» **DIRECTIONS FOR THIS TASK**: What you return should match every record exactly, with the images removed.

» **DATASET CONTENT**:

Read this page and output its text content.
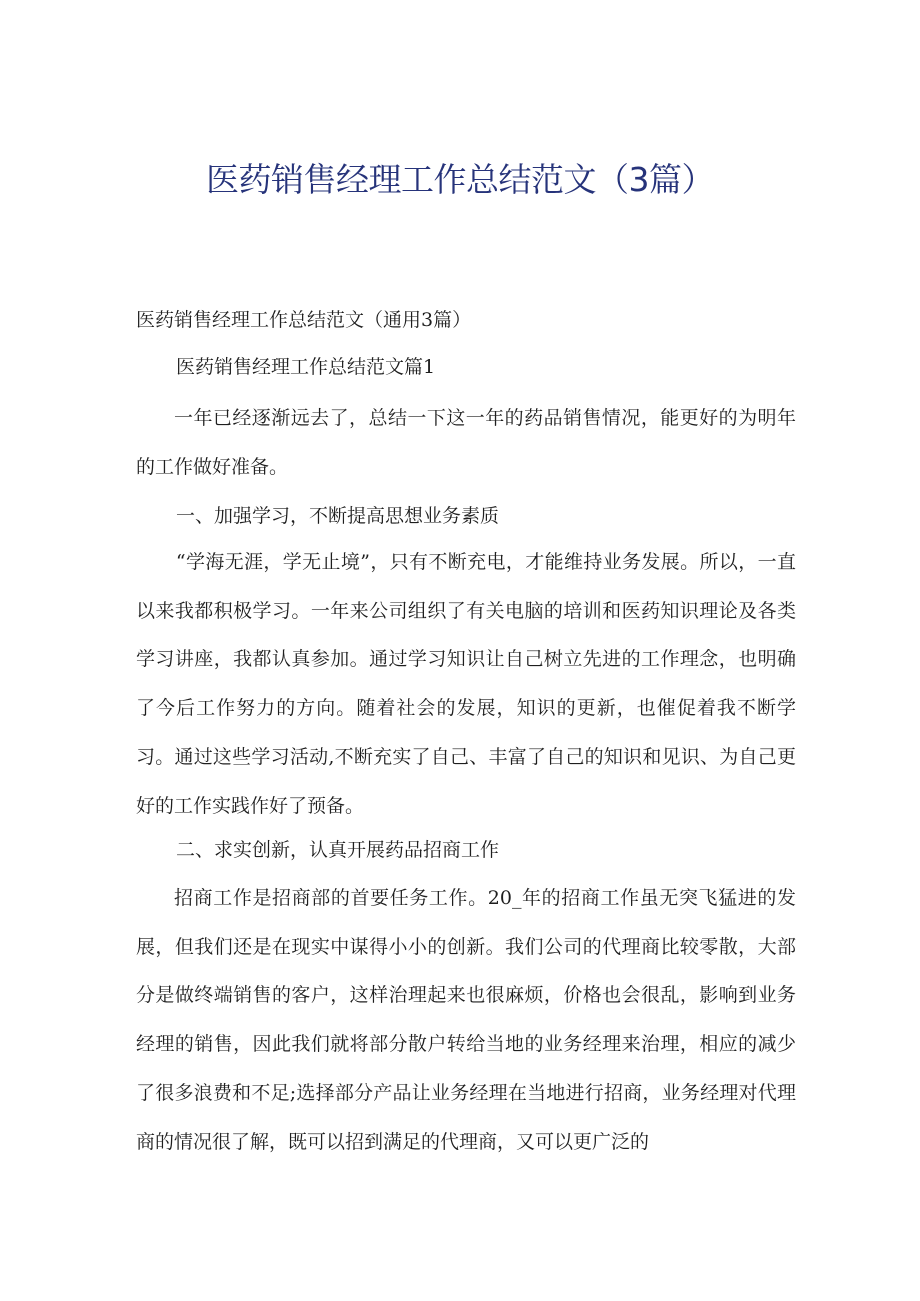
医药销售经理工作总结范文（3篇）

医药销售经理工作总结范文（通用3篇）

医药销售经理工作总结范文篇1

一年已经逐渐远去了，总结一下这一年的药品销售情况，能更好的为明年的工作做好准备。

一、加强学习，不断提高思想业务素质

“学海无涯，学无止境”，只有不断充电，才能维持业务发展。所以，一直以来我都积极学习。一年来公司组织了有关电脑的培训和医药知识理论及各类学习讲座，我都认真参加。通过学习知识让自己树立先进的工作理念，也明确了今后工作努力的方向。随着社会的发展，知识的更新，也催促着我不断学习。通过这些学习活动,不断充实了自己、丰富了自己的知识和见识、为自己更好的工作实践作好了预备。

二、求实创新，认真开展药品招商工作

招商工作是招商部的首要任务工作。20_年的招商工作虽无突飞猛进的发展，但我们还是在现实中谋得小小的创新。我们公司的代理商比较零散，大部分是做终端销售的客户，这样治理起来也很麻烦，价格也会很乱，影响到业务经理的销售，因此我们就将部分散户转给当地的业务经理来治理，相应的减少了很多浪费和不足;选择部分产品让业务经理在当地进行招商，业务经理对代理商的情况很了解，既可以招到满足的代理商，又可以更广泛的
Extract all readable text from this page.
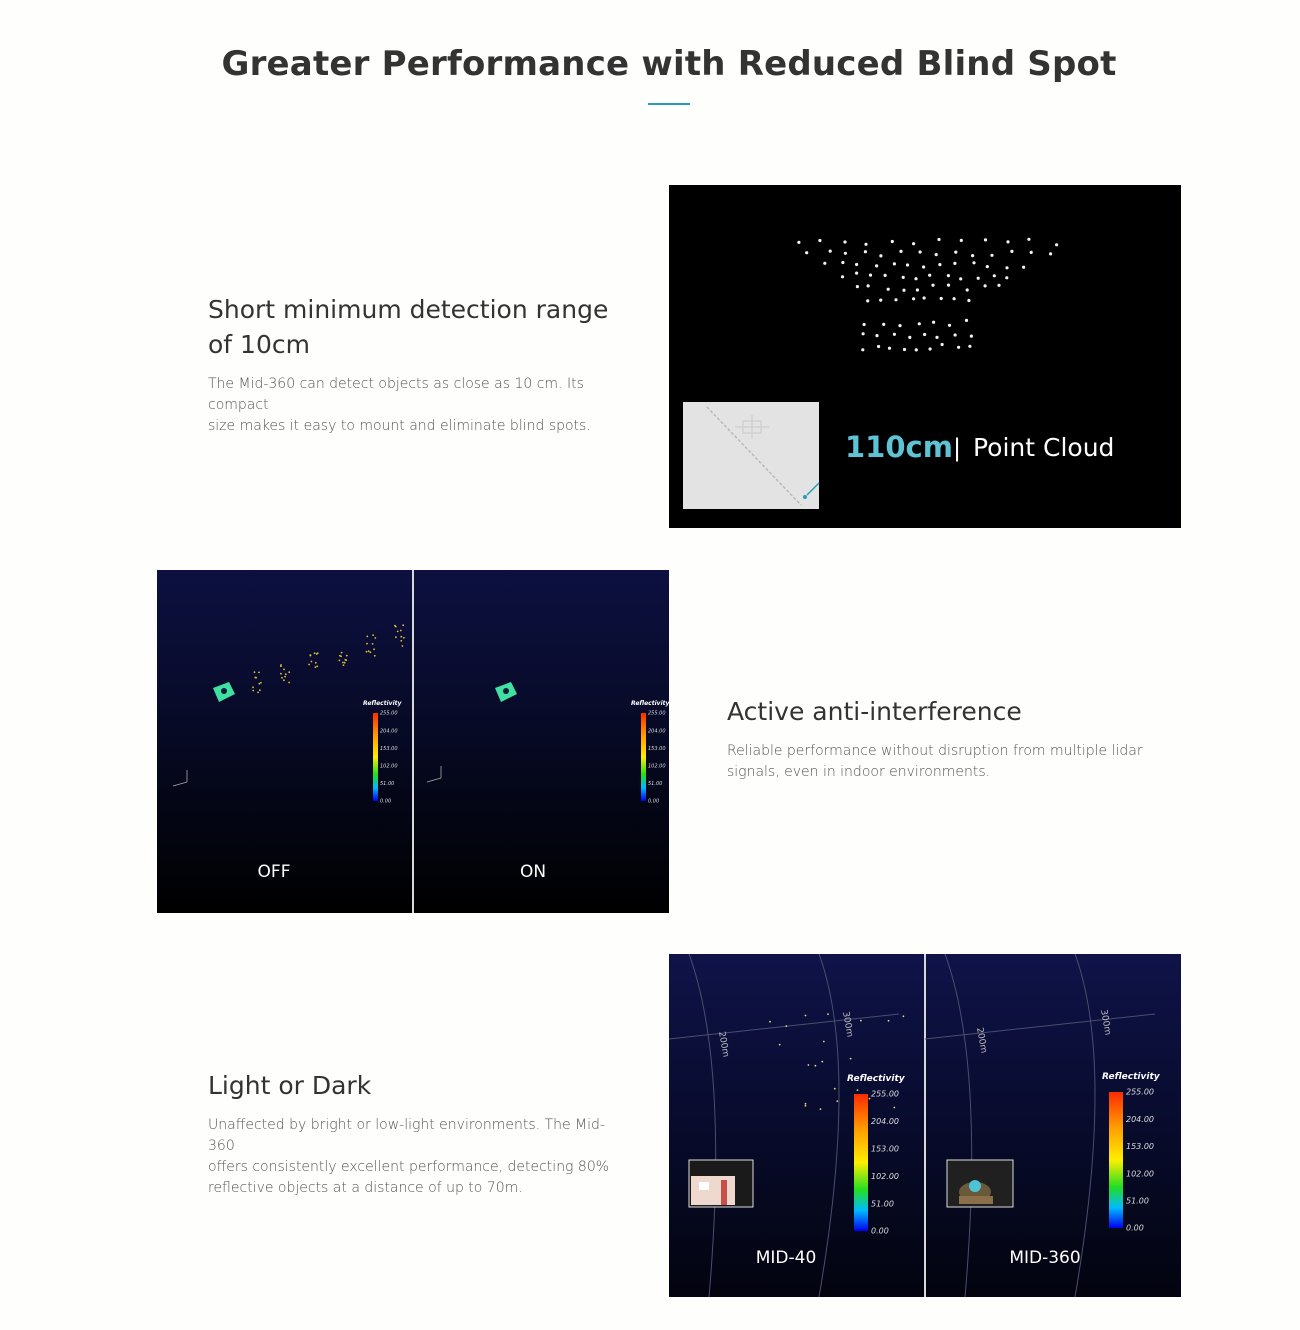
Greater Performance with Reduced Blind Spot
Short minimum detection range
of 10cm

The Mid-360 can detect objects as close as 10 cm. Its compact
size makes it easy to mount and eliminate blind spots.

110cm | Point Cloud
Reflectivity
255.00
204.00
153.00
102.00
51.00
0.00
Reflectivity
255.00
204.00
153.00
102.00
51.00
0.00
OFF	ON
Active anti-interference

Reliable performance without disruption from multiple lidar
signals, even in indoor environments.

Light or Dark

Unaffected by bright or low-light environments. The Mid-360
offers consistently excellent performance, detecting 80%
reflective objects at a distance of up to 70m.

200m
300m
200m
300m
Reflectivity
255.00
204.00
153.00
102.00
51.00
0.00
Reflectivity
255.00
204.00
153.00
102.00
51.00
0.00
MID-40	MID-360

» **FINAL RESULT**:
Read this page and output its text content.
医药销售经理工作总结范文（3篇）

医药销售经理工作总结范文（通用3篇）

医药销售经理工作总结范文篇1

一年已经逐渐远去了，总结一下这一年的药品销售情况，能更好的为明年的工作做好准备。

一、加强学习，不断提高思想业务素质

“学海无涯，学无止境”，只有不断充电，才能维持业务发展。所以，一直以来我都积极学习。一年来公司组织了有关电脑的培训和医药知识理论及各类学习讲座，我都认真参加。通过学习知识让自己树立先进的工作理念，也明确了今后工作努力的方向。随着社会的发展，知识的更新，也催促着我不断学习。通过这些学习活动,不断充实了自己、丰富了自己的知识和见识、为自己更好的工作实践作好了预备。

二、求实创新，认真开展药品招商工作

招商工作是招商部的首要任务工作。20_年的招商工作虽无突飞猛进的发展，但我们还是在现实中谋得小小的创新。我们公司的代理商比较零散，大部分是做终端销售的客户，这样治理起来也很麻烦，价格也会很乱，影响到业务经理的销售，因此我们就将部分散户转给当地的业务经理来治理，相应的减少了很多浪费和不足;选择部分产品让业务经理在当地进行招商，业务经理对代理商的情况很了解，既可以招到满足的代理商，又可以更广泛的
Extract all readable text from this page.
Greater Performance with Reduced Blind Spot
Short minimum detection range
of 10cm

The Mid-360 can detect objects as close as 10 cm. Its compact
size makes it easy to mount and eliminate blind spots.

110cm | Point Cloud
Reflectivity
255.00
204.00
153.00
102.00
51.00
0.00
Reflectivity
255.00
204.00
153.00
102.00
51.00
0.00
OFF	ON
Active anti-interference

Reliable performance without disruption from multiple lidar
signals, even in indoor environments.

Light or Dark

Unaffected by bright or low-light environments. The Mid-360
offers consistently excellent performance, detecting 80%
reflective objects at a distance of up to 70m.

200m
300m
200m
300m
Reflectivity
255.00
204.00
153.00
102.00
51.00
0.00
Reflectivity
255.00
204.00
153.00
102.00
51.00
0.00
MID-40	MID-360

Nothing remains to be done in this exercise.